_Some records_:
-----

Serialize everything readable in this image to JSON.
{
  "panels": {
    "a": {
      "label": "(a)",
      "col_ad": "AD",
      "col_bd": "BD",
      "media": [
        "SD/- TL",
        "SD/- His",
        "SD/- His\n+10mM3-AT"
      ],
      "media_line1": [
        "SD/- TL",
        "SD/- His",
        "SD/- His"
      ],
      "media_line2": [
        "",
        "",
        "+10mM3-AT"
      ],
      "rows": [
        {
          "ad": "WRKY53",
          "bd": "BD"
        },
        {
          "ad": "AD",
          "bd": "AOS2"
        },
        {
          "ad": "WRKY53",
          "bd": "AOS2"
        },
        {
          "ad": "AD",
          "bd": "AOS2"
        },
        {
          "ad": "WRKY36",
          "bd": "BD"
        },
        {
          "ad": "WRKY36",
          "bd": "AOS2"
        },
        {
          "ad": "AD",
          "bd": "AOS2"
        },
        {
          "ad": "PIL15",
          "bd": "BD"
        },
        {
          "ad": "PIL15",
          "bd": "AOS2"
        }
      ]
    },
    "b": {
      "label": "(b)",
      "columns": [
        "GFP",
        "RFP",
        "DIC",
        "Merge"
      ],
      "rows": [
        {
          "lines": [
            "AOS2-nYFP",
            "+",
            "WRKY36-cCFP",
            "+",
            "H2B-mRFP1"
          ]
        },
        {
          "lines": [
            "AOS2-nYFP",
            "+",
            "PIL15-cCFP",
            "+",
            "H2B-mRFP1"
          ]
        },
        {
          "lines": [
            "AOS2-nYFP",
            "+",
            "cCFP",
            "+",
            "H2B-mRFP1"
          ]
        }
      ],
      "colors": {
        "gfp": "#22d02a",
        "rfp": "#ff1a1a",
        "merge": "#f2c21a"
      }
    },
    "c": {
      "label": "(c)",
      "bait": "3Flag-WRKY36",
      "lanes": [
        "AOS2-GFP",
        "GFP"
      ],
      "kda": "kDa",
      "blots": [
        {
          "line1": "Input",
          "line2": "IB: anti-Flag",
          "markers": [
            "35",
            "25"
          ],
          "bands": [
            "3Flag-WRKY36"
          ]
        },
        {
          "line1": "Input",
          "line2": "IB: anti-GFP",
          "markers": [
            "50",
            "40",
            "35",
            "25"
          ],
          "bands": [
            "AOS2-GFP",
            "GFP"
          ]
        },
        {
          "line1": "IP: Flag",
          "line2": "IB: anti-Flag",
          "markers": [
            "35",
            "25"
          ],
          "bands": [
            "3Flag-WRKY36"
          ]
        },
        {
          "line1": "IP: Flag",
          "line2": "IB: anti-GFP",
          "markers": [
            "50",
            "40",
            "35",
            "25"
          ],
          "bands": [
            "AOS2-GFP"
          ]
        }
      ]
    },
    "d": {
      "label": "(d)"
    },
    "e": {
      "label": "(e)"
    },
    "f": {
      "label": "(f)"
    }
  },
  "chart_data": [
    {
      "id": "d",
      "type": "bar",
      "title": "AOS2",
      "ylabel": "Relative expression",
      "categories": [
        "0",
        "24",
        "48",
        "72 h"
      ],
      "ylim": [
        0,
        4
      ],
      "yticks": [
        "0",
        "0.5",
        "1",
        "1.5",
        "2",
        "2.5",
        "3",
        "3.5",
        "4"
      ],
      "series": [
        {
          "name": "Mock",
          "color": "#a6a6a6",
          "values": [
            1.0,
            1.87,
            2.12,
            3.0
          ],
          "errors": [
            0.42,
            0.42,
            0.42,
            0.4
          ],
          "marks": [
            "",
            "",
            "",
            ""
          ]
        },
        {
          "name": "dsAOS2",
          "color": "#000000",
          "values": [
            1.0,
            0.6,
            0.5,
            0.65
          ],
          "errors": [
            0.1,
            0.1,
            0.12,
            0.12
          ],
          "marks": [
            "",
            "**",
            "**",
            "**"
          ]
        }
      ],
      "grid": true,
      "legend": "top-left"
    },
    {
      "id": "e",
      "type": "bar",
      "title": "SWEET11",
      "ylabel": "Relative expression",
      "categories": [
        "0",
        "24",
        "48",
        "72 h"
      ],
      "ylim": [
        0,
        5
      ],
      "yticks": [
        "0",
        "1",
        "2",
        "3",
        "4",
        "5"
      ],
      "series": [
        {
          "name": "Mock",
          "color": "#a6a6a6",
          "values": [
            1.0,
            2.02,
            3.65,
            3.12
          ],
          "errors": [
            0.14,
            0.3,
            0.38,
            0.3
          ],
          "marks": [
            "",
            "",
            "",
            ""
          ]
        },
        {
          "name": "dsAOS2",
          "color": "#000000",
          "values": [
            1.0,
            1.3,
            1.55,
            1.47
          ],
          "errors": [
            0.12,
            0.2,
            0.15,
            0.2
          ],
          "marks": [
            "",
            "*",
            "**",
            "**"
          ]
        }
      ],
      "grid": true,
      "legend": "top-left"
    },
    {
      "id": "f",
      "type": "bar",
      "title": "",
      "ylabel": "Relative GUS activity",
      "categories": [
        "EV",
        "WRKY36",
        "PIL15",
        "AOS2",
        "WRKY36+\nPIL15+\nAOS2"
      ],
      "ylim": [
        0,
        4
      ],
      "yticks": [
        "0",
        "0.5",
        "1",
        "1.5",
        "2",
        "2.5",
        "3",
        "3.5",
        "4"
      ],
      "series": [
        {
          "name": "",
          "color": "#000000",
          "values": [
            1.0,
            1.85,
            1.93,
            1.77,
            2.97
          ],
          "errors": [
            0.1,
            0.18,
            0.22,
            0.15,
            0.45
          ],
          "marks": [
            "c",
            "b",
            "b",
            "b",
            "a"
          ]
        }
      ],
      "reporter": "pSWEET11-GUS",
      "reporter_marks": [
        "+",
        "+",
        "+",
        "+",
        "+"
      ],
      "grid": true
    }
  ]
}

-----

_TO DO_:
Write out every entry verbatim.

_FULL ANSWER_:
Serialize everything readable in this image to JSON.
{
  "panels": {
    "a": {
      "label": "(a)",
      "col_ad": "AD",
      "col_bd": "BD",
      "media": [
        "SD/- TL",
        "SD/- His",
        "SD/- His\n+10mM3-AT"
      ],
      "media_line1": [
        "SD/- TL",
        "SD/- His",
        "SD/- His"
      ],
      "media_line2": [
        "",
        "",
        "+10mM3-AT"
      ],
      "rows": [
        {
          "ad": "WRKY53",
          "bd": "BD"
        },
        {
          "ad": "AD",
          "bd": "AOS2"
        },
        {
          "ad": "WRKY53",
          "bd": "AOS2"
        },
        {
          "ad": "AD",
          "bd": "AOS2"
        },
        {
          "ad": "WRKY36",
          "bd": "BD"
        },
        {
          "ad": "WRKY36",
          "bd": "AOS2"
        },
        {
          "ad": "AD",
          "bd": "AOS2"
        },
        {
          "ad": "PIL15",
          "bd": "BD"
        },
        {
          "ad": "PIL15",
          "bd": "AOS2"
        }
      ]
    },
    "b": {
      "label": "(b)",
      "columns": [
        "GFP",
        "RFP",
        "DIC",
        "Merge"
      ],
      "rows": [
        {
          "lines": [
            "AOS2-nYFP",
            "+",
            "WRKY36-cCFP",
            "+",
            "H2B-mRFP1"
          ]
        },
        {
          "lines": [
            "AOS2-nYFP",
            "+",
            "PIL15-cCFP",
            "+",
            "H2B-mRFP1"
          ]
        },
        {
          "lines": [
            "AOS2-nYFP",
            "+",
            "cCFP",
            "+",
            "H2B-mRFP1"
          ]
        }
      ],
      "colors": {
        "gfp": "#22d02a",
        "rfp": "#ff1a1a",
        "merge": "#f2c21a"
      }
    },
    "c": {
      "label": "(c)",
      "bait": "3Flag-WRKY36",
      "lanes": [
        "AOS2-GFP",
        "GFP"
      ],
      "kda": "kDa",
      "blots": [
        {
          "line1": "Input",
          "line2": "IB: anti-Flag",
          "markers": [
            "35",
            "25"
          ],
          "bands": [
            "3Flag-WRKY36"
          ]
        },
        {
          "line1": "Input",
          "line2": "IB: anti-GFP",
          "markers": [
            "50",
            "40",
            "35",
            "25"
          ],
          "bands": [
            "AOS2-GFP",
            "GFP"
          ]
        },
        {
          "line1": "IP: Flag",
          "line2": "IB: anti-Flag",
          "markers": [
            "35",
            "25"
          ],
          "bands": [
            "3Flag-WRKY36"
          ]
        },
        {
          "line1": "IP: Flag",
          "line2": "IB: anti-GFP",
          "markers": [
            "50",
            "40",
            "35",
            "25"
          ],
          "bands": [
            "AOS2-GFP"
          ]
        }
      ]
    },
    "d": {
      "label": "(d)"
    },
    "e": {
      "label": "(e)"
    },
    "f": {
      "label": "(f)"
    }
  },
  "chart_data": [
    {
      "id": "d",
      "type": "bar",
      "title": "AOS2",
      "ylabel": "Relative expression",
      "categories": [
        "0",
        "24",
        "48",
        "72 h"
      ],
      "ylim": [
        0,
        4
      ],
      "yticks": [
        "0",
        "0.5",
        "1",
        "1.5",
        "2",
        "2.5",
        "3",
        "3.5",
        "4"
      ],
      "series": [
        {
          "name": "Mock",
          "color": "#a6a6a6",
          "values": [
            1.0,
            1.87,
            2.12,
            3.0
          ],
          "errors": [
            0.42,
            0.42,
            0.42,
            0.4
          ],
          "marks": [
            "",
            "",
            "",
            ""
          ]
        },
        {
          "name": "dsAOS2",
          "color": "#000000",
          "values": [
            1.0,
            0.6,
            0.5,
            0.65
          ],
          "errors": [
            0.1,
            0.1,
            0.12,
            0.12
          ],
          "marks": [
            "",
            "**",
            "**",
            "**"
          ]
        }
      ],
      "grid": true,
      "legend": "top-left"
    },
    {
      "id": "e",
      "type": "bar",
      "title": "SWEET11",
      "ylabel": "Relative expression",
      "categories": [
        "0",
        "24",
        "48",
        "72 h"
      ],
      "ylim": [
        0,
        5
      ],
      "yticks": [
        "0",
        "1",
        "2",
        "3",
        "4",
        "5"
      ],
      "series": [
        {
          "name": "Mock",
          "color": "#a6a6a6",
          "values": [
            1.0,
            2.02,
            3.65,
            3.12
          ],
          "errors": [
            0.14,
            0.3,
            0.38,
            0.3
          ],
          "marks": [
            "",
            "",
            "",
            ""
          ]
        },
        {
          "name": "dsAOS2",
          "color": "#000000",
          "values": [
            1.0,
            1.3,
            1.55,
            1.47
          ],
          "errors": [
            0.12,
            0.2,
            0.15,
            0.2
          ],
          "marks": [
            "",
            "*",
            "**",
            "**"
          ]
        }
      ],
      "grid": true,
      "legend": "top-left"
    },
    {
      "id": "f",
      "type": "bar",
      "title": "",
      "ylabel": "Relative GUS activity",
      "categories": [
        "EV",
        "WRKY36",
        "PIL15",
        "AOS2",
        "WRKY36+\nPIL15+\nAOS2"
      ],
      "ylim": [
        0,
        4
      ],
      "yticks": [
        "0",
        "0.5",
        "1",
        "1.5",
        "2",
        "2.5",
        "3",
        "3.5",
        "4"
      ],
      "series": [
        {
          "name": "",
          "color": "#000000",
          "values": [
            1.0,
            1.85,
            1.93,
            1.77,
            2.97
          ],
          "errors": [
            0.1,
            0.18,
            0.22,
            0.15,
            0.45
          ],
          "marks": [
            "c",
            "b",
            "b",
            "b",
            "a"
          ]
        }
      ],
      "reporter": "pSWEET11-GUS",
      "reporter_marks": [
        "+",
        "+",
        "+",
        "+",
        "+"
      ],
      "grid": true
    }
  ]
}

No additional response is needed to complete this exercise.